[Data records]
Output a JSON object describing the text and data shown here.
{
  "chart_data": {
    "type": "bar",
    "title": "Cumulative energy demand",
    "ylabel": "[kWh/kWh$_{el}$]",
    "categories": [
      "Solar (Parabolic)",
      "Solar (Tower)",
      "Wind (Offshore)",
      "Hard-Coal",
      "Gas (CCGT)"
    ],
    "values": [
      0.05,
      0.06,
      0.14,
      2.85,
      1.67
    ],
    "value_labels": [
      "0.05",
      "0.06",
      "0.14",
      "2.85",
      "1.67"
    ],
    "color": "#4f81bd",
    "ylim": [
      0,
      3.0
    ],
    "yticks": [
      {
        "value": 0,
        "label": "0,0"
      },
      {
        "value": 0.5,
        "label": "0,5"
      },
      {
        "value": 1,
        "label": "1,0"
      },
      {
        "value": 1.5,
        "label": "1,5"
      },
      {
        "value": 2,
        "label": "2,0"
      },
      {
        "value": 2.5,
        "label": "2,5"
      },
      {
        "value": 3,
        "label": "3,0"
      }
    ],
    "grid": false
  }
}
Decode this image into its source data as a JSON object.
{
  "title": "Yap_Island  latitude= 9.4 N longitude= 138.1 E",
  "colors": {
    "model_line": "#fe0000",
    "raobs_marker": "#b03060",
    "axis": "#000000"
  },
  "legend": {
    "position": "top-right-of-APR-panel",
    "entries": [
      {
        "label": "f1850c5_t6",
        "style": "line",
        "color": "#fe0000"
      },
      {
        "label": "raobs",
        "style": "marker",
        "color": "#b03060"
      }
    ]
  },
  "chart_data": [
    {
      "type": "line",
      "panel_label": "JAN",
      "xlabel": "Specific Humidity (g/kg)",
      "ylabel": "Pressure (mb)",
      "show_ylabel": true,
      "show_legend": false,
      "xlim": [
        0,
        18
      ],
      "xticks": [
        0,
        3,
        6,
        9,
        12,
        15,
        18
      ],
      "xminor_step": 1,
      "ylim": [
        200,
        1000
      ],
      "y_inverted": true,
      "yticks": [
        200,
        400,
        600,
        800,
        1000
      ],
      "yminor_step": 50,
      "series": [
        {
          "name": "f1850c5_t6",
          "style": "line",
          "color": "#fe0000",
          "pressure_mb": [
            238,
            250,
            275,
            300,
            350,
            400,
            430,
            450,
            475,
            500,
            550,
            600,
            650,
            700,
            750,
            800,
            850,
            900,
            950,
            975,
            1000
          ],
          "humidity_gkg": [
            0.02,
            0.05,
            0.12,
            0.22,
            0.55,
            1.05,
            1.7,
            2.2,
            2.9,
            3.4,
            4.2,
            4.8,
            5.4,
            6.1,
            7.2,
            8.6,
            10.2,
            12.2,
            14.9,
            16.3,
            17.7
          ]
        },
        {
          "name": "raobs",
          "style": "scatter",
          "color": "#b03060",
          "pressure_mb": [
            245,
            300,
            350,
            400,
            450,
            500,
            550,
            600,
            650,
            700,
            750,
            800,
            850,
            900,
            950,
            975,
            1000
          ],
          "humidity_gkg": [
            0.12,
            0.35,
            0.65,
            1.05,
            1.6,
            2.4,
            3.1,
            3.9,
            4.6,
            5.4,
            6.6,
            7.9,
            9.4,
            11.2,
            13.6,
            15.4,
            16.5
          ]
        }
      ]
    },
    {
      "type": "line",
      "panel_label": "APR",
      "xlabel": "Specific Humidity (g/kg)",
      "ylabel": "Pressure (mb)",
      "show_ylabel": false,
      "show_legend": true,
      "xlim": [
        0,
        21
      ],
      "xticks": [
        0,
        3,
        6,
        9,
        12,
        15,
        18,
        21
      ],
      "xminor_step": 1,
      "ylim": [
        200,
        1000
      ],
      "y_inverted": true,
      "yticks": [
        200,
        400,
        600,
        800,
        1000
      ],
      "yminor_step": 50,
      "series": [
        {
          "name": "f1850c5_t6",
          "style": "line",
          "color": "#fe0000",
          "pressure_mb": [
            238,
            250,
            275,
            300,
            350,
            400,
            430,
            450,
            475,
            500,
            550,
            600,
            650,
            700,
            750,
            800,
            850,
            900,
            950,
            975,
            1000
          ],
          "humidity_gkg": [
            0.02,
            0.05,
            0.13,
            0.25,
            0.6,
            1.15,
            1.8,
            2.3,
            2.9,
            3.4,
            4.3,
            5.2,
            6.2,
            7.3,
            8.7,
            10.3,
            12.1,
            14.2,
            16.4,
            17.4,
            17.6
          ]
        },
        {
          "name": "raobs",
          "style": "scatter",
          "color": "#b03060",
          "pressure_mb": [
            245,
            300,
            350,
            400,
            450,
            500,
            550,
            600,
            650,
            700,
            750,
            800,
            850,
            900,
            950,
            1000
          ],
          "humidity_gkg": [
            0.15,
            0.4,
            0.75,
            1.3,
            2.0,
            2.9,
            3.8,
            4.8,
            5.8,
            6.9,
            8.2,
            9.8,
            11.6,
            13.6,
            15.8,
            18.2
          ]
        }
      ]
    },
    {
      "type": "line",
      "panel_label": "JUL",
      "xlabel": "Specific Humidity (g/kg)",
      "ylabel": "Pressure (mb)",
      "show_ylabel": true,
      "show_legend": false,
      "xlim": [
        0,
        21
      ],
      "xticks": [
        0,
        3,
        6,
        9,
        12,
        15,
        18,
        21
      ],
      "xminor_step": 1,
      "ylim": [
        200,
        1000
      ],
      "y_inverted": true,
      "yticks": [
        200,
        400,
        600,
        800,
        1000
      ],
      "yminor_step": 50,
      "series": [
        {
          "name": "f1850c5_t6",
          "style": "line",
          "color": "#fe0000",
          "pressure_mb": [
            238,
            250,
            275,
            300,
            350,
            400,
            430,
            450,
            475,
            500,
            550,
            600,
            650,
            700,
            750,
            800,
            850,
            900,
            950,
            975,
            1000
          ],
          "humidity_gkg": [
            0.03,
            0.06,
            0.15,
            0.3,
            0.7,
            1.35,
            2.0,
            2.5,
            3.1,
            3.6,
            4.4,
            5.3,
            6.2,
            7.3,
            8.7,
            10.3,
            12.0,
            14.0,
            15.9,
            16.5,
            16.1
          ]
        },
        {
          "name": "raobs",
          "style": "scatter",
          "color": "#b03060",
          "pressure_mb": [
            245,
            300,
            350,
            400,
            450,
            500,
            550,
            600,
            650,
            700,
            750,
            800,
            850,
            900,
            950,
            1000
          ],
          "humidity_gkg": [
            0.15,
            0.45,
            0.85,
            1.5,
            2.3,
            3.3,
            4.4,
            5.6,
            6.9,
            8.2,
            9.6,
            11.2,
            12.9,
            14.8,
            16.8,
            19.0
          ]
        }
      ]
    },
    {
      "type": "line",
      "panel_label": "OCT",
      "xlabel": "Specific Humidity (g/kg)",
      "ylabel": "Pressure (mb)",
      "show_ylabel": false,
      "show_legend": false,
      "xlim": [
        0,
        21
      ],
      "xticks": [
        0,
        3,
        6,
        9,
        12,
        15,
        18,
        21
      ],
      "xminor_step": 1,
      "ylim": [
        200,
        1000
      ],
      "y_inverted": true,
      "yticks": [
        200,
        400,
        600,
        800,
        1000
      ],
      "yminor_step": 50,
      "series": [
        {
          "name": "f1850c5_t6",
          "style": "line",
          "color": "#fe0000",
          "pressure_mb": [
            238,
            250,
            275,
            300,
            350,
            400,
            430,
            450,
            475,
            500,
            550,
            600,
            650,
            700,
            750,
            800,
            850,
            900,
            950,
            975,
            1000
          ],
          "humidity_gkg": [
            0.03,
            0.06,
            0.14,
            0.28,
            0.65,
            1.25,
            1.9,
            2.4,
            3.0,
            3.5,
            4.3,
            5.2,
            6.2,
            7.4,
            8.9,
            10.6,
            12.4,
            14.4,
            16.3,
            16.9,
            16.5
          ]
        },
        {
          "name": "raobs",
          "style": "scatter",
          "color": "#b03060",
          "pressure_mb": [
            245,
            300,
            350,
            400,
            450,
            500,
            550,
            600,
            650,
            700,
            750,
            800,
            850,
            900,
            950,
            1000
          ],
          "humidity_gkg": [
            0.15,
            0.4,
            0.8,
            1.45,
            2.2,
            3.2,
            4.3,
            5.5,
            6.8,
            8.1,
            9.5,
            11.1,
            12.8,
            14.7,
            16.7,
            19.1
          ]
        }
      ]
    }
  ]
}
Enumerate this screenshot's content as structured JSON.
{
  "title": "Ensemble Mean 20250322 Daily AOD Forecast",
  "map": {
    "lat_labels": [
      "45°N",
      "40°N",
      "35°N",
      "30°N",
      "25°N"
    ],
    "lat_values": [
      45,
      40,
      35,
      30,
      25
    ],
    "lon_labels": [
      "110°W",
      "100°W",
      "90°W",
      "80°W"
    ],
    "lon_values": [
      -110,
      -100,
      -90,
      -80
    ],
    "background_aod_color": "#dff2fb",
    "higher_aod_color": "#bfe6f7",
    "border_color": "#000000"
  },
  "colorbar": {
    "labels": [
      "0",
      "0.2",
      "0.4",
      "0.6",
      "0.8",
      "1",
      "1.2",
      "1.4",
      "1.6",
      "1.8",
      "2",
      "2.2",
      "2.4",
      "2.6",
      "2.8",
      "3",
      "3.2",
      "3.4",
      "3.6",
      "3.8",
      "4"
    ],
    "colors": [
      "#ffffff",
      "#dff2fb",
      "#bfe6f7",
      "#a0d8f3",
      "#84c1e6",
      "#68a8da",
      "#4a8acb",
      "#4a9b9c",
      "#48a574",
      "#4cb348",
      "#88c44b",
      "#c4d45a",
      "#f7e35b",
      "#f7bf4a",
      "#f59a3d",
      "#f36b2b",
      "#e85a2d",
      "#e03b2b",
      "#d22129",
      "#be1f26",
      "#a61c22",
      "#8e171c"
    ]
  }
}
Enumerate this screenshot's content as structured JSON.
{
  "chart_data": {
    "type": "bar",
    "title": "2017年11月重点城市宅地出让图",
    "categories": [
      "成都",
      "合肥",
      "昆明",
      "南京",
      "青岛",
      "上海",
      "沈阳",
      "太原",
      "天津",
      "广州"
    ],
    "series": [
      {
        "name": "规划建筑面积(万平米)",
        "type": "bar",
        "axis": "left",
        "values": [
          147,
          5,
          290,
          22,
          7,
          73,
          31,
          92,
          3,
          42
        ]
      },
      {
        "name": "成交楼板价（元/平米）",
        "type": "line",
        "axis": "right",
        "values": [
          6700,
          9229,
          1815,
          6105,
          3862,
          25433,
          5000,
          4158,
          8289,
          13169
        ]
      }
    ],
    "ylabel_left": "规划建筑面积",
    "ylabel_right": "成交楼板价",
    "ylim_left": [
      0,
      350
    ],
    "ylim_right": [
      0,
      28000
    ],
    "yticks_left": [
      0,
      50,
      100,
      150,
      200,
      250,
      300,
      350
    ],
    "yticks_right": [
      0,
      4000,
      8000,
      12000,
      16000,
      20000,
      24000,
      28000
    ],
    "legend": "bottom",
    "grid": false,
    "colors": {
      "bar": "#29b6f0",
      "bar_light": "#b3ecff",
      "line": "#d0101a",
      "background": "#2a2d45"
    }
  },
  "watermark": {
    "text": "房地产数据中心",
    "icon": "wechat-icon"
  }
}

• **PROBLEM DETAILS**:
Search the records above for "object". Copy each line where it is found.

• **TASK SOLUTION**:
Output a JSON object describing the text and data shown here.
Decode this image into its source data as a JSON object.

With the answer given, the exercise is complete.